Each line below must be set down exactly; omit any image you find.

___ MATERIAL FOR THE TASK ___

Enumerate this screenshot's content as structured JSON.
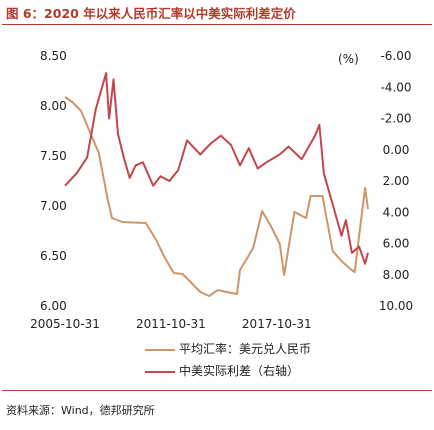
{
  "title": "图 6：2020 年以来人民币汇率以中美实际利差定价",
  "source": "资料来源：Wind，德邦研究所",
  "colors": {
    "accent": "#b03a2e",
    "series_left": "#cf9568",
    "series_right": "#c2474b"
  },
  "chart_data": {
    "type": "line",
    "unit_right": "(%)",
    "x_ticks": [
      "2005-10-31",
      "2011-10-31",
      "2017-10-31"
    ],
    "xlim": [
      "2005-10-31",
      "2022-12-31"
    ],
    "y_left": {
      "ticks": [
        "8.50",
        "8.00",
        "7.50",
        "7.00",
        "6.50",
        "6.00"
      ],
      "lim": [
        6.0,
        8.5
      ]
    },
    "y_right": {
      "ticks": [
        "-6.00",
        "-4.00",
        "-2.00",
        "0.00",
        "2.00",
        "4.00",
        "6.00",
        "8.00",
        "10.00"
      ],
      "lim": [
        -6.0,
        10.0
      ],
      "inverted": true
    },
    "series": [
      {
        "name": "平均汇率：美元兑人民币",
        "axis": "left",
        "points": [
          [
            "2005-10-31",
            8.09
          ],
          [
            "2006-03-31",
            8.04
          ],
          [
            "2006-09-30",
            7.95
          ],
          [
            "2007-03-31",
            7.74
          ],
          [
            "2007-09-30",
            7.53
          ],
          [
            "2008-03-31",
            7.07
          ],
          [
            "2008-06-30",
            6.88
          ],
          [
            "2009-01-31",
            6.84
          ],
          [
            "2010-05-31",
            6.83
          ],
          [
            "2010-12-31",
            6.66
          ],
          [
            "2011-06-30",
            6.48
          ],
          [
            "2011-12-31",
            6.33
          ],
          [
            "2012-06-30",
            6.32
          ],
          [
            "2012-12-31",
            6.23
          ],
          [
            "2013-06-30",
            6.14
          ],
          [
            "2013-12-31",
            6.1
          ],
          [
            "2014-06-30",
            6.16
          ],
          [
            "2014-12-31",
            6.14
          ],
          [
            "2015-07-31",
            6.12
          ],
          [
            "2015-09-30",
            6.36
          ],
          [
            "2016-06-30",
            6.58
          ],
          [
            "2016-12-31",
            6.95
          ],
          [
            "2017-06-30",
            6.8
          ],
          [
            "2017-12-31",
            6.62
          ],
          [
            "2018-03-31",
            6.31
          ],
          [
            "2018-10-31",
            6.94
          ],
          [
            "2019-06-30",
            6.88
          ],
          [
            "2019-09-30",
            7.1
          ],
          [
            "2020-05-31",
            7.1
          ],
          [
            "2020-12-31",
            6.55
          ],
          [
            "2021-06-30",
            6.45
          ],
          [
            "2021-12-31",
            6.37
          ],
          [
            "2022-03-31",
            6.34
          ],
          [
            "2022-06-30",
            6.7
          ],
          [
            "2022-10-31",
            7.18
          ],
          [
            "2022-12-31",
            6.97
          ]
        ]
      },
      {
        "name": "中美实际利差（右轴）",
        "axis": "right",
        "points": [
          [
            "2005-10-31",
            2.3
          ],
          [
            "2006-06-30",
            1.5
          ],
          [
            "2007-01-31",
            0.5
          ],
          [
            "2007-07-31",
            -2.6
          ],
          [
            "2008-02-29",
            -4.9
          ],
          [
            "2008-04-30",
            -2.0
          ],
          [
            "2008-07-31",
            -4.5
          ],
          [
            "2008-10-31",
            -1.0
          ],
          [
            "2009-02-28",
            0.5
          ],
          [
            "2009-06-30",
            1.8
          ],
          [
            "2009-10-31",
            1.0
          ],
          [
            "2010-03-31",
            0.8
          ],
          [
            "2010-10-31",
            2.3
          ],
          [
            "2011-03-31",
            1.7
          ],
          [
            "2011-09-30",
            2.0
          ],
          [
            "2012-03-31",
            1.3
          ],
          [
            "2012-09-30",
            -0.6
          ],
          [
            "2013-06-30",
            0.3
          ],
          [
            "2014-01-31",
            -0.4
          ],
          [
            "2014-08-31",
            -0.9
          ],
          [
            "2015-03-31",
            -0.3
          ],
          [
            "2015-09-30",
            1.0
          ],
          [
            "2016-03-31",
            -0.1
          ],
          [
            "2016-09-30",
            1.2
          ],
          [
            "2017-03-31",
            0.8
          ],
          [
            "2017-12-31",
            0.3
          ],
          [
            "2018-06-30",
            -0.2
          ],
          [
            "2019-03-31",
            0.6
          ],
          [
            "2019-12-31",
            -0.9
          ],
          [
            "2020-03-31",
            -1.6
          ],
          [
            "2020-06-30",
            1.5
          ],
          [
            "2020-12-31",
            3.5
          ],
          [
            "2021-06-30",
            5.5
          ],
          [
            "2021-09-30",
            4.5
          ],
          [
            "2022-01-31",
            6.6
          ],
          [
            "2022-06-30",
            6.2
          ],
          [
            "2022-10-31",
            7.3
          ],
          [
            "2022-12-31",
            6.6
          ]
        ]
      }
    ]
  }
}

___

> RESPONSE TO THIS EXERCISE
Enumerate this screenshot's content as structured JSON.
{
  "title": "图 6：2020 年以来人民币汇率以中美实际利差定价",
  "source": "资料来源：Wind，德邦研究所",
  "colors": {
    "accent": "#b03a2e",
    "series_left": "#cf9568",
    "series_right": "#c2474b"
  },
  "chart_data": {
    "type": "line",
    "unit_right": "(%)",
    "x_ticks": [
      "2005-10-31",
      "2011-10-31",
      "2017-10-31"
    ],
    "xlim": [
      "2005-10-31",
      "2022-12-31"
    ],
    "y_left": {
      "ticks": [
        "8.50",
        "8.00",
        "7.50",
        "7.00",
        "6.50",
        "6.00"
      ],
      "lim": [
        6.0,
        8.5
      ]
    },
    "y_right": {
      "ticks": [
        "-6.00",
        "-4.00",
        "-2.00",
        "0.00",
        "2.00",
        "4.00",
        "6.00",
        "8.00",
        "10.00"
      ],
      "lim": [
        -6.0,
        10.0
      ],
      "inverted": true
    },
    "series": [
      {
        "name": "平均汇率：美元兑人民币",
        "axis": "left",
        "points": [
          [
            "2005-10-31",
            8.09
          ],
          [
            "2006-03-31",
            8.04
          ],
          [
            "2006-09-30",
            7.95
          ],
          [
            "2007-03-31",
            7.74
          ],
          [
            "2007-09-30",
            7.53
          ],
          [
            "2008-03-31",
            7.07
          ],
          [
            "2008-06-30",
            6.88
          ],
          [
            "2009-01-31",
            6.84
          ],
          [
            "2010-05-31",
            6.83
          ],
          [
            "2010-12-31",
            6.66
          ],
          [
            "2011-06-30",
            6.48
          ],
          [
            "2011-12-31",
            6.33
          ],
          [
            "2012-06-30",
            6.32
          ],
          [
            "2012-12-31",
            6.23
          ],
          [
            "2013-06-30",
            6.14
          ],
          [
            "2013-12-31",
            6.1
          ],
          [
            "2014-06-30",
            6.16
          ],
          [
            "2014-12-31",
            6.14
          ],
          [
            "2015-07-31",
            6.12
          ],
          [
            "2015-09-30",
            6.36
          ],
          [
            "2016-06-30",
            6.58
          ],
          [
            "2016-12-31",
            6.95
          ],
          [
            "2017-06-30",
            6.8
          ],
          [
            "2017-12-31",
            6.62
          ],
          [
            "2018-03-31",
            6.31
          ],
          [
            "2018-10-31",
            6.94
          ],
          [
            "2019-06-30",
            6.88
          ],
          [
            "2019-09-30",
            7.1
          ],
          [
            "2020-05-31",
            7.1
          ],
          [
            "2020-12-31",
            6.55
          ],
          [
            "2021-06-30",
            6.45
          ],
          [
            "2021-12-31",
            6.37
          ],
          [
            "2022-03-31",
            6.34
          ],
          [
            "2022-06-30",
            6.7
          ],
          [
            "2022-10-31",
            7.18
          ],
          [
            "2022-12-31",
            6.97
          ]
        ]
      },
      {
        "name": "中美实际利差（右轴）",
        "axis": "right",
        "points": [
          [
            "2005-10-31",
            2.3
          ],
          [
            "2006-06-30",
            1.5
          ],
          [
            "2007-01-31",
            0.5
          ],
          [
            "2007-07-31",
            -2.6
          ],
          [
            "2008-02-29",
            -4.9
          ],
          [
            "2008-04-30",
            -2.0
          ],
          [
            "2008-07-31",
            -4.5
          ],
          [
            "2008-10-31",
            -1.0
          ],
          [
            "2009-02-28",
            0.5
          ],
          [
            "2009-06-30",
            1.8
          ],
          [
            "2009-10-31",
            1.0
          ],
          [
            "2010-03-31",
            0.8
          ],
          [
            "2010-10-31",
            2.3
          ],
          [
            "2011-03-31",
            1.7
          ],
          [
            "2011-09-30",
            2.0
          ],
          [
            "2012-03-31",
            1.3
          ],
          [
            "2012-09-30",
            -0.6
          ],
          [
            "2013-06-30",
            0.3
          ],
          [
            "2014-01-31",
            -0.4
          ],
          [
            "2014-08-31",
            -0.9
          ],
          [
            "2015-03-31",
            -0.3
          ],
          [
            "2015-09-30",
            1.0
          ],
          [
            "2016-03-31",
            -0.1
          ],
          [
            "2016-09-30",
            1.2
          ],
          [
            "2017-03-31",
            0.8
          ],
          [
            "2017-12-31",
            0.3
          ],
          [
            "2018-06-30",
            -0.2
          ],
          [
            "2019-03-31",
            0.6
          ],
          [
            "2019-12-31",
            -0.9
          ],
          [
            "2020-03-31",
            -1.6
          ],
          [
            "2020-06-30",
            1.5
          ],
          [
            "2020-12-31",
            3.5
          ],
          [
            "2021-06-30",
            5.5
          ],
          [
            "2021-09-30",
            4.5
          ],
          [
            "2022-01-31",
            6.6
          ],
          [
            "2022-06-30",
            6.2
          ],
          [
            "2022-10-31",
            7.3
          ],
          [
            "2022-12-31",
            6.6
          ]
        ]
      }
    ]
  }
}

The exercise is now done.